» LISTED RECORDS
────────────────────────────────────────

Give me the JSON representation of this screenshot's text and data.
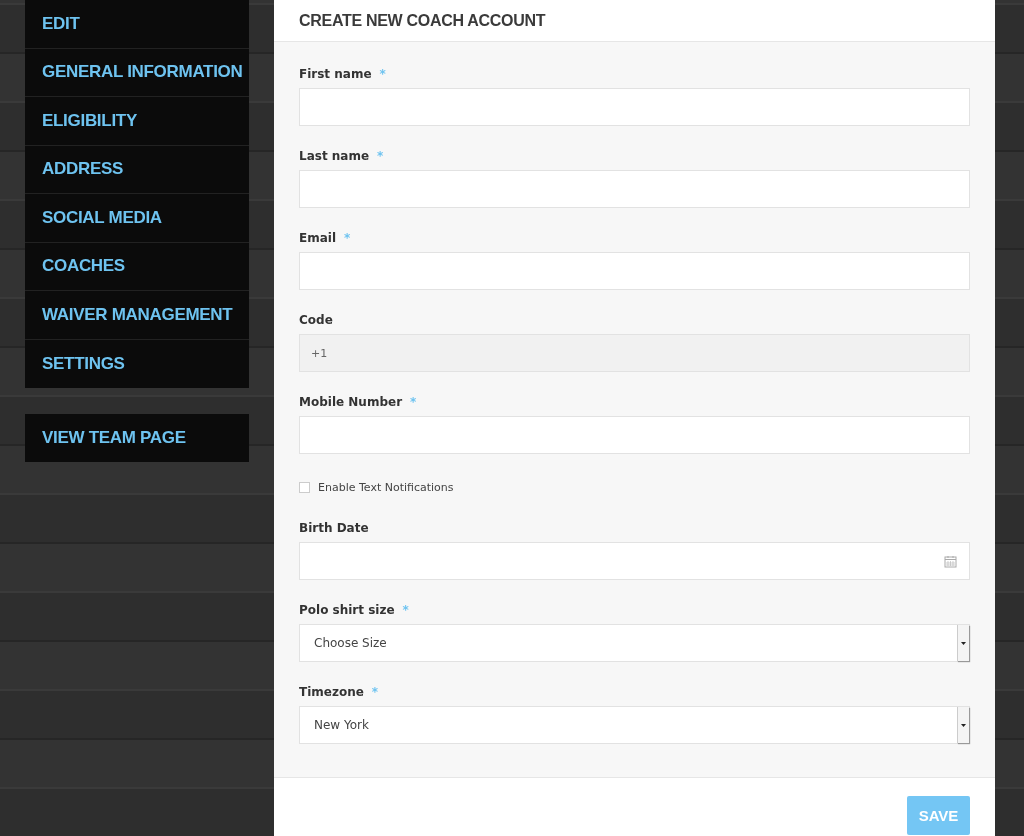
{
  "sidebar": {
    "items": [
      {
        "label": "EDIT"
      },
      {
        "label": "GENERAL INFORMATION"
      },
      {
        "label": "ELIGIBILITY"
      },
      {
        "label": "ADDRESS"
      },
      {
        "label": "SOCIAL MEDIA"
      },
      {
        "label": "COACHES"
      },
      {
        "label": "WAIVER MANAGEMENT"
      },
      {
        "label": "SETTINGS"
      }
    ],
    "link": "VIEW TEAM PAGE"
  },
  "form": {
    "title": "CREATE NEW COACH ACCOUNT",
    "fields": [
      {
        "kind": "text",
        "label": "First name",
        "required_mark": "*"
      },
      {
        "kind": "text",
        "label": "Last name",
        "required_mark": "*"
      },
      {
        "kind": "text",
        "label": "Email",
        "required_mark": "*"
      },
      {
        "kind": "readonly",
        "label": "Code",
        "value": "+1"
      },
      {
        "kind": "text",
        "label": "Mobile Number",
        "required_mark": "*"
      },
      {
        "kind": "checkbox",
        "label": "Enable Text Notifications",
        "checked": false
      },
      {
        "kind": "date",
        "label": "Birth Date"
      },
      {
        "kind": "select",
        "label": "Polo shirt size",
        "required_mark": "*",
        "value": "Choose Size"
      },
      {
        "kind": "select",
        "label": "Timezone",
        "required_mark": "*",
        "value": "New York"
      }
    ],
    "save": "SAVE"
  }
}
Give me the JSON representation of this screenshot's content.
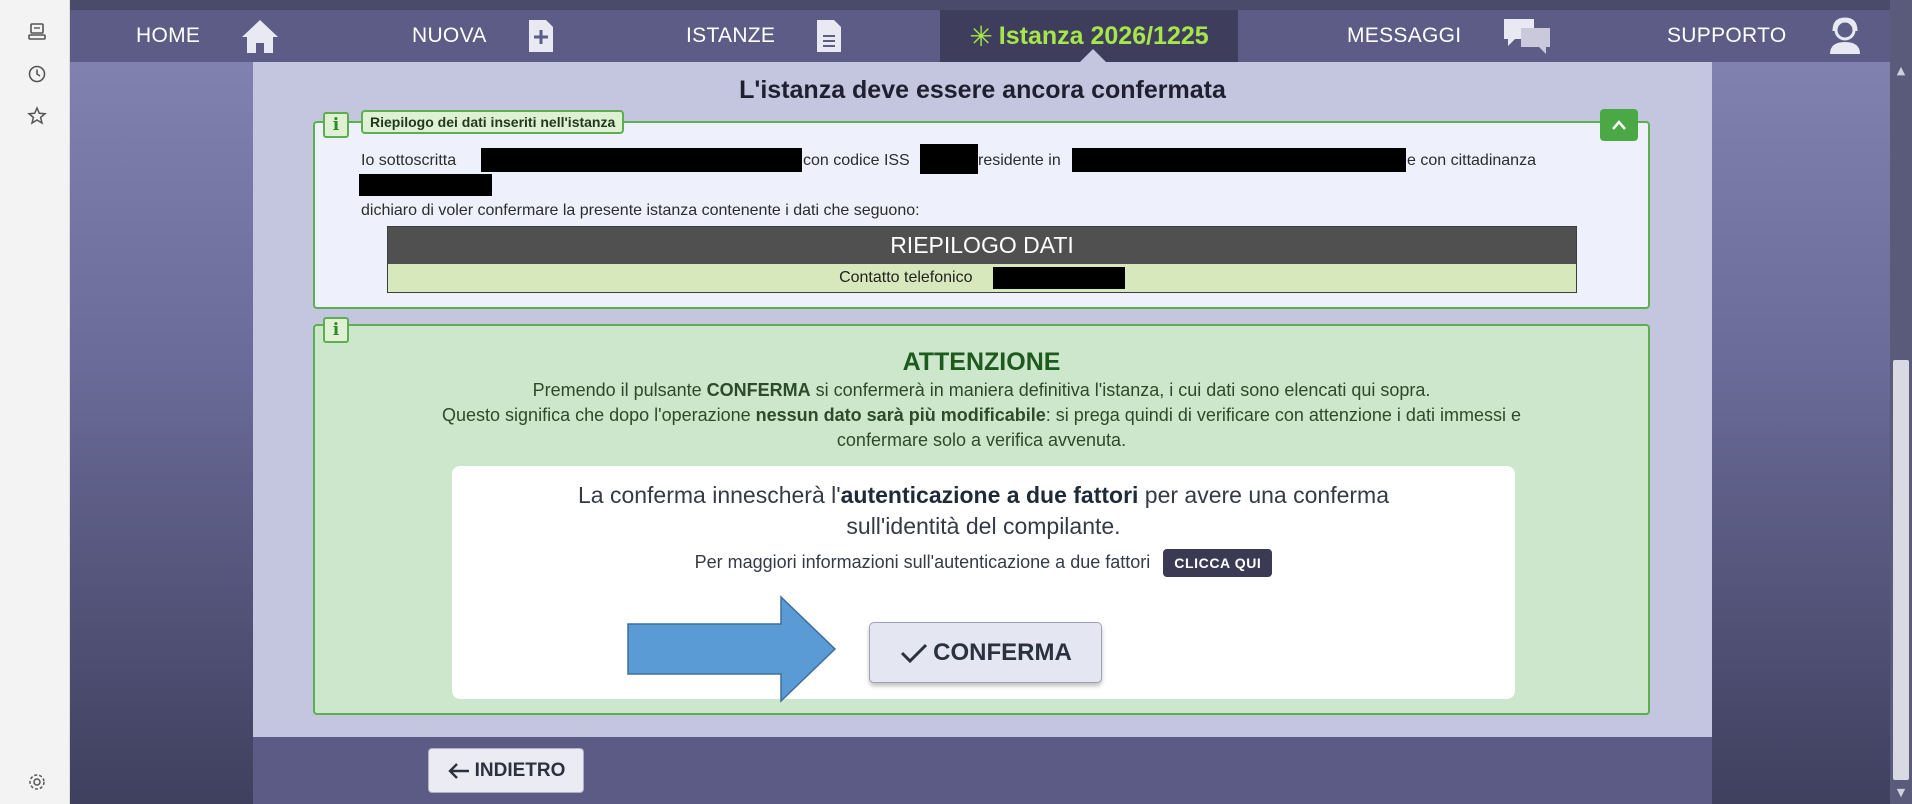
{
  "rail": {
    "icons": [
      "device-icon",
      "history-icon",
      "favorites-icon",
      "settings-icon"
    ]
  },
  "nav": {
    "items": [
      {
        "label": "HOME",
        "icon": "home-icon"
      },
      {
        "label": "NUOVA",
        "icon": "new-document-icon"
      },
      {
        "label": "ISTANZE",
        "icon": "document-icon"
      },
      {
        "label": "MESSAGGI",
        "icon": "chat-icon"
      },
      {
        "label": "SUPPORTO",
        "icon": "support-icon"
      }
    ],
    "current": {
      "star": "✳",
      "label": "Istanza 2026/1225"
    }
  },
  "panel": {
    "title": "L'istanza deve essere ancora confermata"
  },
  "recap": {
    "legend": "Riepilogo dei dati inseriti nell'istanza",
    "badge": "i",
    "collapse": "^",
    "line1_a": "Io sottoscritta",
    "line1_b": "con codice ISS",
    "line1_c": "residente in",
    "line1_d": "e con cittadinanza",
    "line2": "dichiaro di voler confermare la presente istanza contenente i dati che seguono:",
    "table_header": "RIEPILOGO DATI",
    "row_label": "Contatto telefonico"
  },
  "attention": {
    "badge": "i",
    "title": "ATTENZIONE",
    "p1_a": "Premendo il pulsante ",
    "p1_b": "CONFERMA",
    "p1_c": " si confermerà in maniera definitiva l'istanza, i cui dati sono elencati qui sopra.",
    "p2_a": "Questo significa che dopo l'operazione ",
    "p2_b": "nessun dato sarà più modificabile",
    "p2_c": ": si prega quindi di verificare con attenzione i dati immessi e",
    "p3": "confermare solo a verifica avvenuta.",
    "twofa_a": "La conferma innescherà l'",
    "twofa_b": "autenticazione a due fattori",
    "twofa_c": " per avere una conferma",
    "twofa_d": "sull'identità del compilante.",
    "moreinfo": "Per maggiori informazioni sull'autenticazione a due fattori",
    "clicca": "CLICCA QUI",
    "confirm_label": "CONFERMA",
    "colors": {
      "arrow": "#5b9bd5",
      "accent": "#4aa845"
    }
  },
  "footer": {
    "back_label": "INDIETRO"
  }
}
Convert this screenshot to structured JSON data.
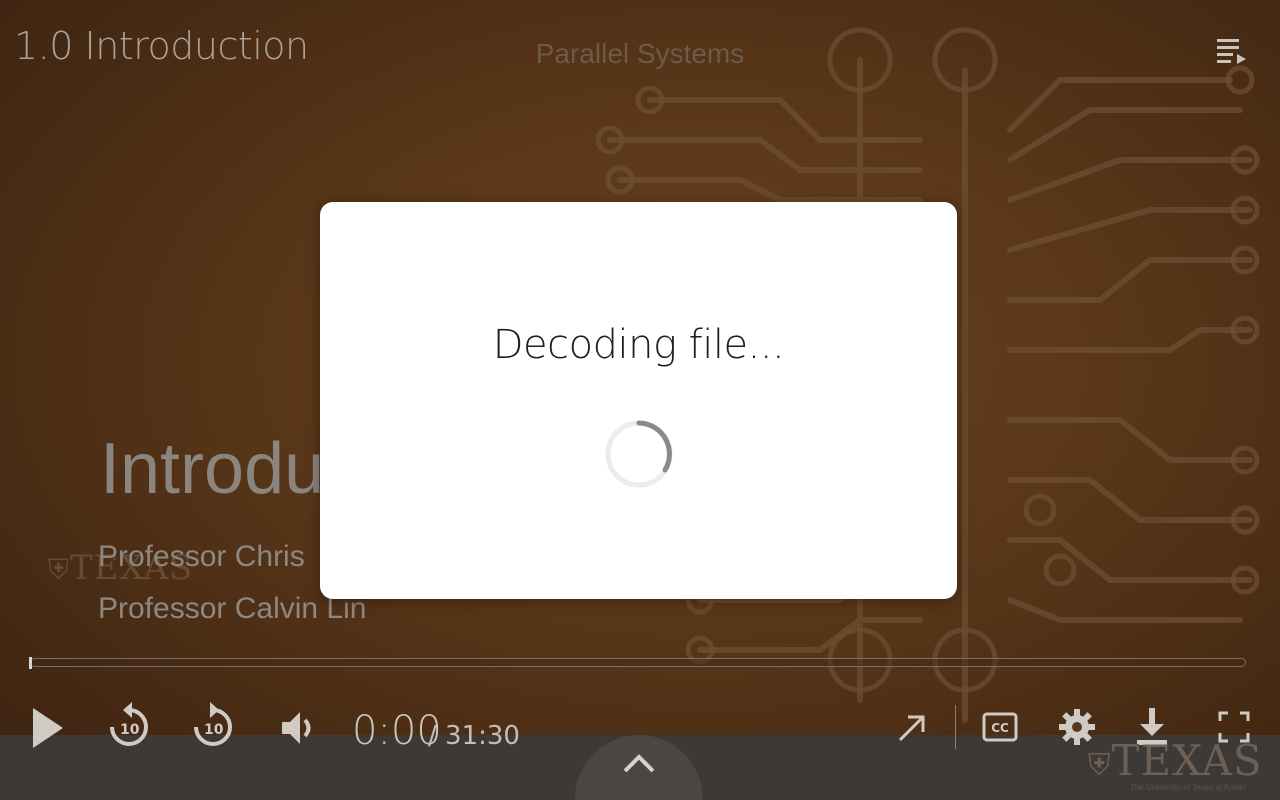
{
  "player": {
    "video_title": "1.0 Introduction",
    "course_title": "Parallel Systems",
    "playlist_icon": "playlist-icon"
  },
  "slide": {
    "title": "Introdu",
    "presenter_1": "Professor Chris",
    "presenter_2": "Professor Calvin Lin",
    "watermark": "TEXAS"
  },
  "dialog": {
    "message": "Decoding file...",
    "spinner_icon": "spinner-icon"
  },
  "controls": {
    "current_time": "0:00",
    "duration_text": "/ 31:30",
    "progress_fraction": 0.0,
    "skip_back_label": "10",
    "skip_forward_label": "10",
    "icons": [
      "play-icon",
      "rewind-10-icon",
      "forward-10-icon",
      "volume-icon",
      "popout-icon",
      "closed-captions-icon",
      "settings-icon",
      "download-icon",
      "fullscreen-icon",
      "chevron-up-icon"
    ]
  },
  "branding": {
    "logo_text": "TEXAS",
    "logo_subtitle": "The University of Texas at Austin"
  },
  "colors": {
    "background_brown": "#5a3719",
    "modal_background": "#ffffff",
    "control_icon": "#cfcac4",
    "control_bar_shade": "#3c3937"
  }
}
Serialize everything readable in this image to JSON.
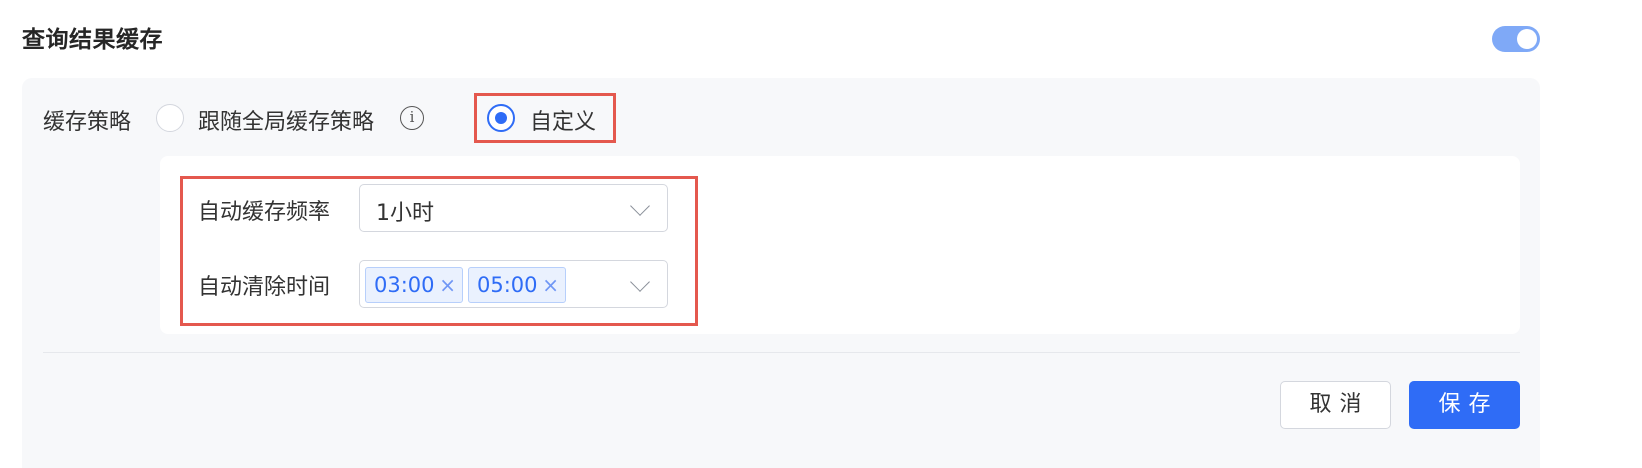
{
  "section": {
    "title": "查询结果缓存",
    "enabled": true
  },
  "strategy": {
    "label": "缓存策略",
    "options": [
      {
        "label": "跟随全局缓存策略",
        "selected": false,
        "has_info_icon": true
      },
      {
        "label": "自定义",
        "selected": true
      }
    ]
  },
  "custom": {
    "frequency": {
      "label": "自动缓存频率",
      "value": "1小时"
    },
    "clear_time": {
      "label": "自动清除时间",
      "tags": [
        "03:00",
        "05:00"
      ],
      "remove_icon": "×"
    }
  },
  "info_icon_glyph": "i",
  "actions": {
    "cancel_label": "取消",
    "save_label": "保存"
  },
  "colors": {
    "primary": "#2f6cf6",
    "toggle_on": "#7fa9f7",
    "highlight_border": "#e4584e",
    "panel_bg": "#f7f8fa"
  }
}
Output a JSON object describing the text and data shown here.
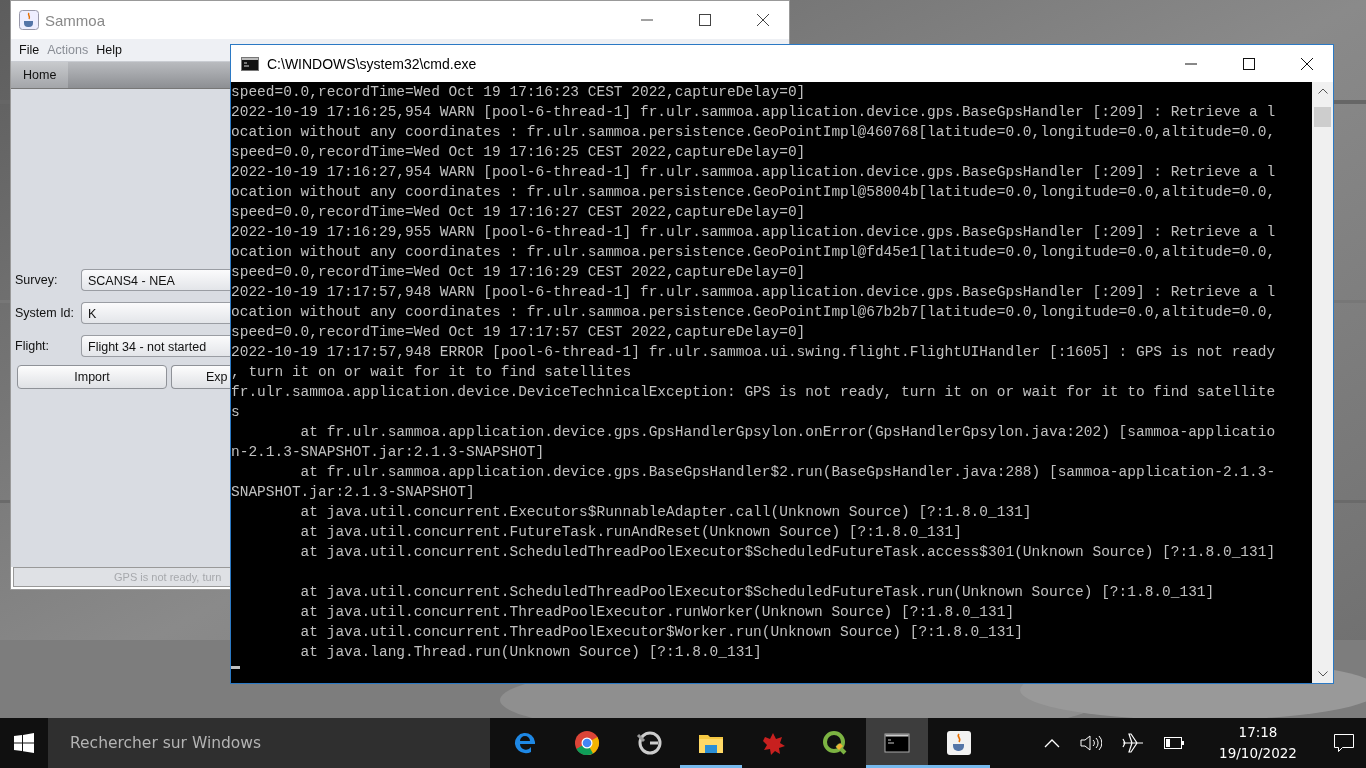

────────────────────────────────────────

» EXERCISE TASK
Select every line of the material above holding the word "representation" and copy it.

» CORRECT ANSWER
Give me the JSON representation of this screenshot's text and data.
Give me the JSON representation of this screenshot's content.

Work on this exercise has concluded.